Go through the material and return every line that contains the string "this".

[Start of section]

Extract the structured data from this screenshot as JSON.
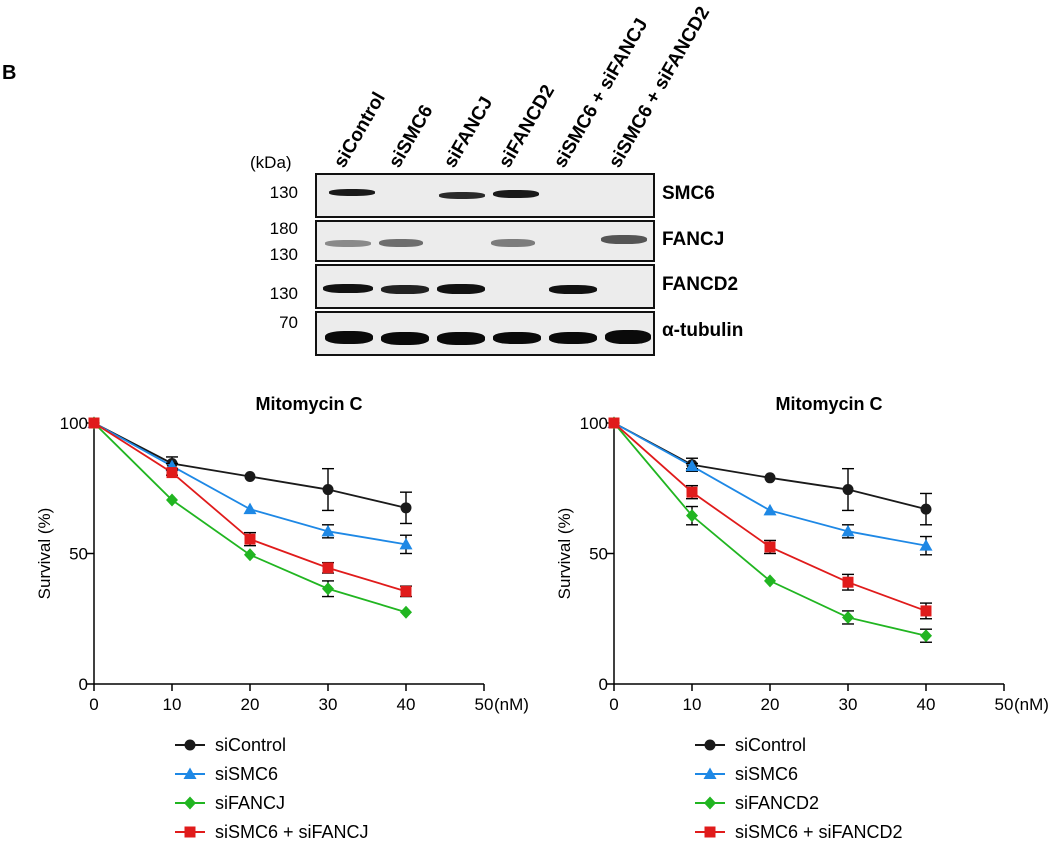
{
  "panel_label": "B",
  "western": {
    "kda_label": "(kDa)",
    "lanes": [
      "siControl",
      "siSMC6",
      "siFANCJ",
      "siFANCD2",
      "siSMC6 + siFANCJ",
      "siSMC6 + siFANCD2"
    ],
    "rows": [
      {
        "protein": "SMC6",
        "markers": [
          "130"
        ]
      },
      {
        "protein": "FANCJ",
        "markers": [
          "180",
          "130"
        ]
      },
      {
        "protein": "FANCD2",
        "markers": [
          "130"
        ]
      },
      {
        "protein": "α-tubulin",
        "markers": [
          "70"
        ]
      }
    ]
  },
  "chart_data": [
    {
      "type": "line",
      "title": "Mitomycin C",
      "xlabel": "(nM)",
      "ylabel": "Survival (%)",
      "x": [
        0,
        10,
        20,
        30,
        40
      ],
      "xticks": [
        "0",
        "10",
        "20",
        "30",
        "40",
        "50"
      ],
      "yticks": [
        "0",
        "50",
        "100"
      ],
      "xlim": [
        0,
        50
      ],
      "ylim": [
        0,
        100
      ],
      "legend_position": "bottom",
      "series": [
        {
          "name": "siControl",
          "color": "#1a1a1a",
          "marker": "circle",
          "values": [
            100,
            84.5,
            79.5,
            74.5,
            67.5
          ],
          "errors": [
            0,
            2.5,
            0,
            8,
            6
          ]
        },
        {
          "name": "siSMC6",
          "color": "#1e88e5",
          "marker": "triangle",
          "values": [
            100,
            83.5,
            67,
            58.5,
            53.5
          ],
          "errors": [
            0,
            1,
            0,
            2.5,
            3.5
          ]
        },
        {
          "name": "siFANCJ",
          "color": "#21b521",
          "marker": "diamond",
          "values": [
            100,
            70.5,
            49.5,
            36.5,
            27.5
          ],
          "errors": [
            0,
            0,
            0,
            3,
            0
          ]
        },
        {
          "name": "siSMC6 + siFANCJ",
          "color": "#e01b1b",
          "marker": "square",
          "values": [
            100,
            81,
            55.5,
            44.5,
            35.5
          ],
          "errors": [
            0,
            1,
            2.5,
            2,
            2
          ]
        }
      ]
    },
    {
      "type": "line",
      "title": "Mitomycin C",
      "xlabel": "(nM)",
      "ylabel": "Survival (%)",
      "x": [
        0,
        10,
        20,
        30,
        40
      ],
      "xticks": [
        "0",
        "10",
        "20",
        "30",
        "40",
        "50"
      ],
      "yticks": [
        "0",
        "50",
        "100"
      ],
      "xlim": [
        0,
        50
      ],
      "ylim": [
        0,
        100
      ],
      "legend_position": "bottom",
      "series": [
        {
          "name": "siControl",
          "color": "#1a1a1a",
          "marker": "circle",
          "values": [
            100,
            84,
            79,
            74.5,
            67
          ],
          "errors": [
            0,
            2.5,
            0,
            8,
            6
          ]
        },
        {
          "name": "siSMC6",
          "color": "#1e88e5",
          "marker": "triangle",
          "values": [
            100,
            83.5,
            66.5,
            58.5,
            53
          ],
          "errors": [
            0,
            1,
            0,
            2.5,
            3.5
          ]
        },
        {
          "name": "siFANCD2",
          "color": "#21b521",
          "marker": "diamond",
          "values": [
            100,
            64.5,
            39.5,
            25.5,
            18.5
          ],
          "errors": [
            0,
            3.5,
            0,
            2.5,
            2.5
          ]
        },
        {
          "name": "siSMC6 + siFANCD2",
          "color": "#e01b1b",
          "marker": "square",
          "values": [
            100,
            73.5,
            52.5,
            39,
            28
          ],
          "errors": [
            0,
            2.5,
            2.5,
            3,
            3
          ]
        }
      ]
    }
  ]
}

[End of section]
[Start of section]

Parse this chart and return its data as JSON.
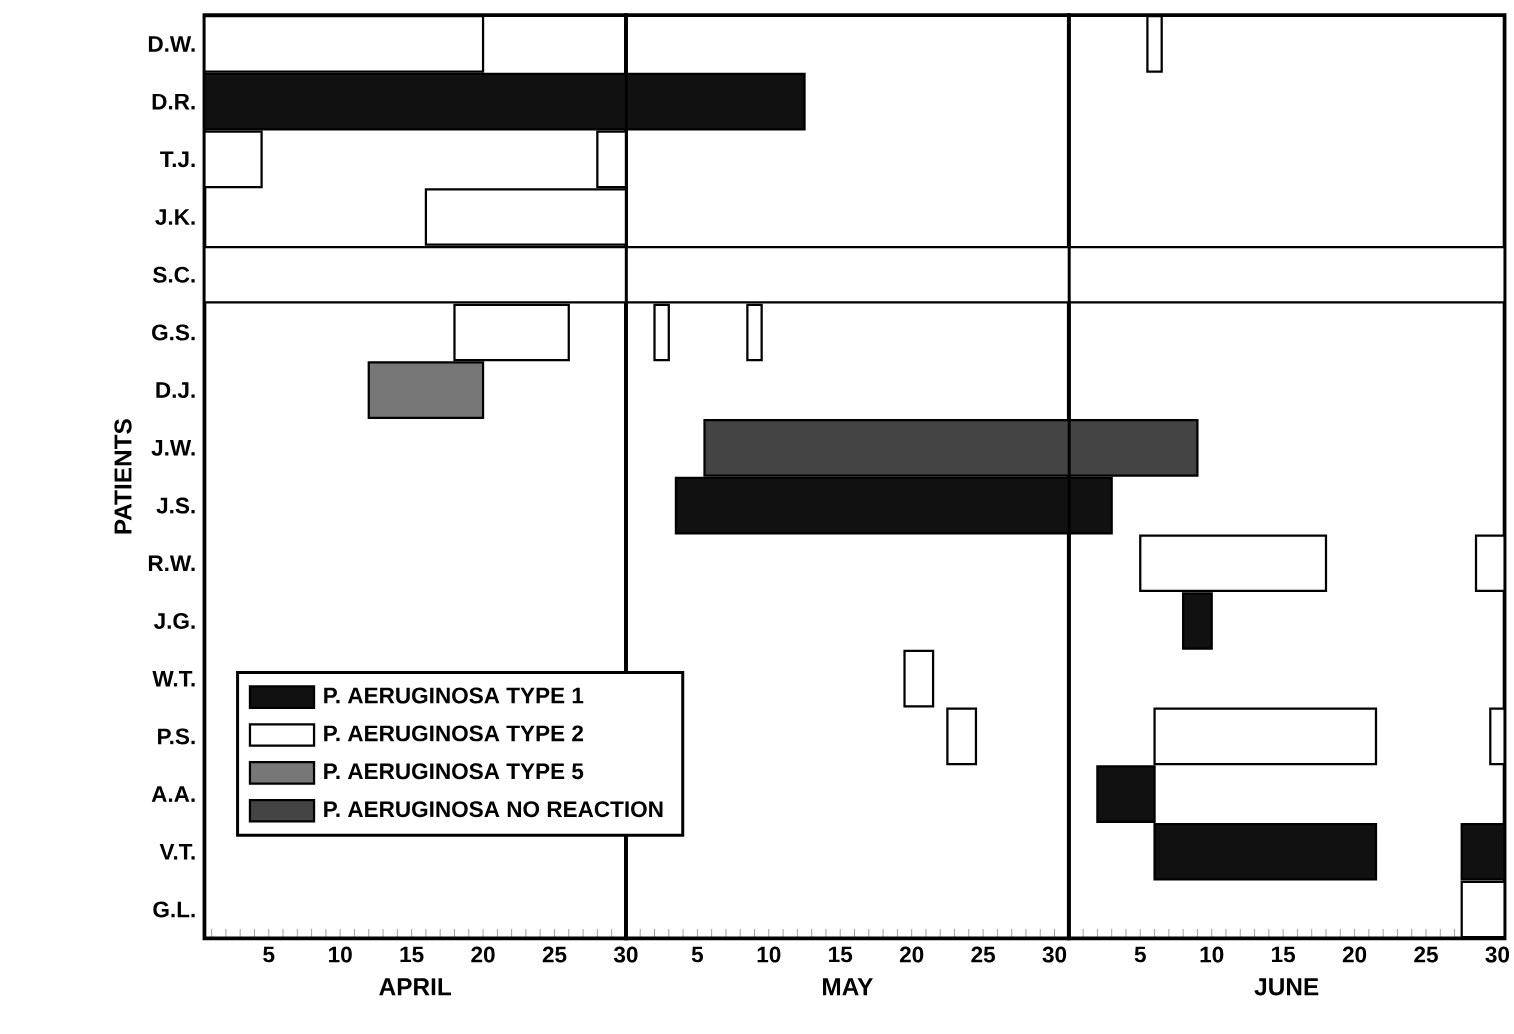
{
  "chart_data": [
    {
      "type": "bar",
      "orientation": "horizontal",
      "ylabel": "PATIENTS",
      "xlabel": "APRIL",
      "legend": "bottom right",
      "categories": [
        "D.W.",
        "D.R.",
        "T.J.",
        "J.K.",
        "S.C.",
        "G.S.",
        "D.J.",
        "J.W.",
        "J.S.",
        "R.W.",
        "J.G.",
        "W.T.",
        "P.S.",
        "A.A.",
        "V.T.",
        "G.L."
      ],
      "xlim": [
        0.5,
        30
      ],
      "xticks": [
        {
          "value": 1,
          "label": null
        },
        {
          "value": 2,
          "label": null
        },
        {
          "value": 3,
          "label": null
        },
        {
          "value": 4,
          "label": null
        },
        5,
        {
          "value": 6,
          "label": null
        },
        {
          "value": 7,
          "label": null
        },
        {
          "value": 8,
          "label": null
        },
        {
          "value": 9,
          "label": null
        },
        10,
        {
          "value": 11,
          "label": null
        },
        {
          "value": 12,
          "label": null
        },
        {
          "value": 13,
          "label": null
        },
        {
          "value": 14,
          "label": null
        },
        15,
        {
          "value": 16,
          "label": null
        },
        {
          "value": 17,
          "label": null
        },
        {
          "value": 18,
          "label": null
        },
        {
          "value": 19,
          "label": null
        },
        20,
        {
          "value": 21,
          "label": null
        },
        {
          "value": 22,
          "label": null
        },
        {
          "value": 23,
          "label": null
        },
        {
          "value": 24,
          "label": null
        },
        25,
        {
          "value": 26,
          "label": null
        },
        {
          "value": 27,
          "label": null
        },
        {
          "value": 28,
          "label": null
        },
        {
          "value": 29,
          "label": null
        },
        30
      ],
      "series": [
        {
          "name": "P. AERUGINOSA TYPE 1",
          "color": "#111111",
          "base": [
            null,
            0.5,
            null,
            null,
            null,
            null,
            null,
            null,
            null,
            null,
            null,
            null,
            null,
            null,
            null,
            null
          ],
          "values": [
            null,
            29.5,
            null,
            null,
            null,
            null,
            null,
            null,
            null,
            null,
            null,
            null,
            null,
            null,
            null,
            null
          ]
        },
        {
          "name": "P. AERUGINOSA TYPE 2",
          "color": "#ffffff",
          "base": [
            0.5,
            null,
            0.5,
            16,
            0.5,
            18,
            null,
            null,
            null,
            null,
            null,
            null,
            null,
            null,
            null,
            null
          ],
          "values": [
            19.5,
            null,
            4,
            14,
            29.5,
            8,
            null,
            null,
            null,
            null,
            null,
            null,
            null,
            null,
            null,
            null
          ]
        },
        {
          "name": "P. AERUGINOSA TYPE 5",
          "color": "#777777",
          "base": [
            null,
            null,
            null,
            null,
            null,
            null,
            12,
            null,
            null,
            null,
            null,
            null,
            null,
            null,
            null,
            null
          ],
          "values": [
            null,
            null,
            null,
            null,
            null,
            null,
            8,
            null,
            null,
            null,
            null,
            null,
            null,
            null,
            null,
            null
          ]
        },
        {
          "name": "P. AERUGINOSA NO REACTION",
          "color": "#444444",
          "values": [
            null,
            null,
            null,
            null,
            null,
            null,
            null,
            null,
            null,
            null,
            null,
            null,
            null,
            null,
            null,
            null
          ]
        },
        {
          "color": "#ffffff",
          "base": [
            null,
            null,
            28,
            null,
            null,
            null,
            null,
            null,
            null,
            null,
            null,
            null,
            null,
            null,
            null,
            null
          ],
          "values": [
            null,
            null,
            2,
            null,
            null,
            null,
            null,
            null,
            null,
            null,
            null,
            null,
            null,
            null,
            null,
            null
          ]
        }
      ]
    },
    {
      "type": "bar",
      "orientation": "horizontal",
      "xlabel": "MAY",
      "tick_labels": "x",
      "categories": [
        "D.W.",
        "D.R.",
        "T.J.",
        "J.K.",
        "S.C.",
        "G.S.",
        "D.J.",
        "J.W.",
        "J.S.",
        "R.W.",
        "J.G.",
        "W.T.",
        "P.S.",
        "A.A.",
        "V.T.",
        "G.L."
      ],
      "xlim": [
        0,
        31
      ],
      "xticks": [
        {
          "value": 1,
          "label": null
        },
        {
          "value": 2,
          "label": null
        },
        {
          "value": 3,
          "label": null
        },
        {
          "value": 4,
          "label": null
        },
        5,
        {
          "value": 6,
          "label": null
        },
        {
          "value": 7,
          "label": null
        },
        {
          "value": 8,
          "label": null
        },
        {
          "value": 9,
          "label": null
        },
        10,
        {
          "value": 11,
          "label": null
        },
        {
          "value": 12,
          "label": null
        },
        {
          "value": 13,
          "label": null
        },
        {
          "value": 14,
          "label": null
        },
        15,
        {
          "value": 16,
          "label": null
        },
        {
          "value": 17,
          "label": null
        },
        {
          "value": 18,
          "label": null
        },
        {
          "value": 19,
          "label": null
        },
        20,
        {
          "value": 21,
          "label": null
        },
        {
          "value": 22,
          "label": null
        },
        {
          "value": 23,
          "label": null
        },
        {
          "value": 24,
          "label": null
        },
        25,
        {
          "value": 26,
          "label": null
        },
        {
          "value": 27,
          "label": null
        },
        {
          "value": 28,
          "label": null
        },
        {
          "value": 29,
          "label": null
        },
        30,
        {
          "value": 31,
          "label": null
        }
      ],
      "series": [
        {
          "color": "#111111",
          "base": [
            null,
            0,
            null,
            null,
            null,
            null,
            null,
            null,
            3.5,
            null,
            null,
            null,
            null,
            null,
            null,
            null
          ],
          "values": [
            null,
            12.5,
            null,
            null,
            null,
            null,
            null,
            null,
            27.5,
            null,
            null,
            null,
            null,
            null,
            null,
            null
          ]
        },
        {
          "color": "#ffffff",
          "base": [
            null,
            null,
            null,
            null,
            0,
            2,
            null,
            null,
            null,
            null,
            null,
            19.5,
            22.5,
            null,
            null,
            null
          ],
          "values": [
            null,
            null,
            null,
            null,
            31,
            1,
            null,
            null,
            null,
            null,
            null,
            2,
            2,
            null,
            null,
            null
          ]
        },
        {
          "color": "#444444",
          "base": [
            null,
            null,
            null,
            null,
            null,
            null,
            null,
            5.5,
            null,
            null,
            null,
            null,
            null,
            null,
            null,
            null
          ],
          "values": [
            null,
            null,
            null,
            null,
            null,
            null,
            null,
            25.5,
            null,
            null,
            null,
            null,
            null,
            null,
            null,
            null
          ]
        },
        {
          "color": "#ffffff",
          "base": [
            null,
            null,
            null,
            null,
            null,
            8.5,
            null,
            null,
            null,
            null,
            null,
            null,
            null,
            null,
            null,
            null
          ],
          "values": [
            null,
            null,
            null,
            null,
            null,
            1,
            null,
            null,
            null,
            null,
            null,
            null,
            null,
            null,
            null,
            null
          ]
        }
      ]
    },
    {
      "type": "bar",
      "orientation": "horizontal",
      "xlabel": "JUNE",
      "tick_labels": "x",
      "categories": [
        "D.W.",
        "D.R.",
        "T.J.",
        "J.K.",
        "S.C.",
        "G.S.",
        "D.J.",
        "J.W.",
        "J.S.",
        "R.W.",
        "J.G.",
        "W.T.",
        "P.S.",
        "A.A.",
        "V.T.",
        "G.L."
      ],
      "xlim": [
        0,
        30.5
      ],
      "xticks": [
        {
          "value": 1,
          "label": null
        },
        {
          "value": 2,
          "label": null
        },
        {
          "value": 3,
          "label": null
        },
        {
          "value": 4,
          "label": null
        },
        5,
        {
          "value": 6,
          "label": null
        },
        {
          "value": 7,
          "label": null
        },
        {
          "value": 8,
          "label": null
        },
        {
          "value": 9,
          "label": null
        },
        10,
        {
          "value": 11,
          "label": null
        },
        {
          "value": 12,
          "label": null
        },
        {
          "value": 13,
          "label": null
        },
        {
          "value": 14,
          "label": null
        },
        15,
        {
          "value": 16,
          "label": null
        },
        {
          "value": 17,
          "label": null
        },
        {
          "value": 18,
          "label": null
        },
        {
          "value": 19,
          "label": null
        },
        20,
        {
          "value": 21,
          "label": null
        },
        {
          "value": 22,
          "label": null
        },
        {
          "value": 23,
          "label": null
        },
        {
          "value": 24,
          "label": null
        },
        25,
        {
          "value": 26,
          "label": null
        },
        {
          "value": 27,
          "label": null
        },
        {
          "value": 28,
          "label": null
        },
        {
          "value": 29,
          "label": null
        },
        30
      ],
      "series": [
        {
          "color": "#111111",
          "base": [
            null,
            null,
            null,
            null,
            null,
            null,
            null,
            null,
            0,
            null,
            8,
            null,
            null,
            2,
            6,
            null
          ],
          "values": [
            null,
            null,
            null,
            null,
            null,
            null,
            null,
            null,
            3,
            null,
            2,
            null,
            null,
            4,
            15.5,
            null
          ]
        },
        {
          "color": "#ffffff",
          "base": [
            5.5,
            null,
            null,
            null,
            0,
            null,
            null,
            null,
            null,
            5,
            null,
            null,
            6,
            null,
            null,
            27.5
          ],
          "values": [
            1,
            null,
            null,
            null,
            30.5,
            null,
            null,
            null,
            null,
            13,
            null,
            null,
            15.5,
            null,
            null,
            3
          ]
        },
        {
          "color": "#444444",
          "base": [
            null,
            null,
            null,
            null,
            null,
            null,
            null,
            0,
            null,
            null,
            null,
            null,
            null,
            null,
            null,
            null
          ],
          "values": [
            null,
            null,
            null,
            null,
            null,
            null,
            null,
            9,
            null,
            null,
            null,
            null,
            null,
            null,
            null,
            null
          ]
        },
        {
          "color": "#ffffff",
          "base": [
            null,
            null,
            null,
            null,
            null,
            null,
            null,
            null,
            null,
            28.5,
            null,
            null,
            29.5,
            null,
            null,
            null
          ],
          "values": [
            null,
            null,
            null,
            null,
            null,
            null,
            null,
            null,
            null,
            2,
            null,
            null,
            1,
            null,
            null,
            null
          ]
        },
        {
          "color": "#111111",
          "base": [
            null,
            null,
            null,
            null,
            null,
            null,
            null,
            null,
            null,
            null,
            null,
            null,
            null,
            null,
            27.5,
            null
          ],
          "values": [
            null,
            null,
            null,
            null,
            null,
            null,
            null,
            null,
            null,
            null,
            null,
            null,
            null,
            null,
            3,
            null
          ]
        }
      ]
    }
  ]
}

[End of section]

- _EXERCISE RESPONSE_:
Extract the structured data from this screenshot as JSON.
Parse this chart and return its data as JSON.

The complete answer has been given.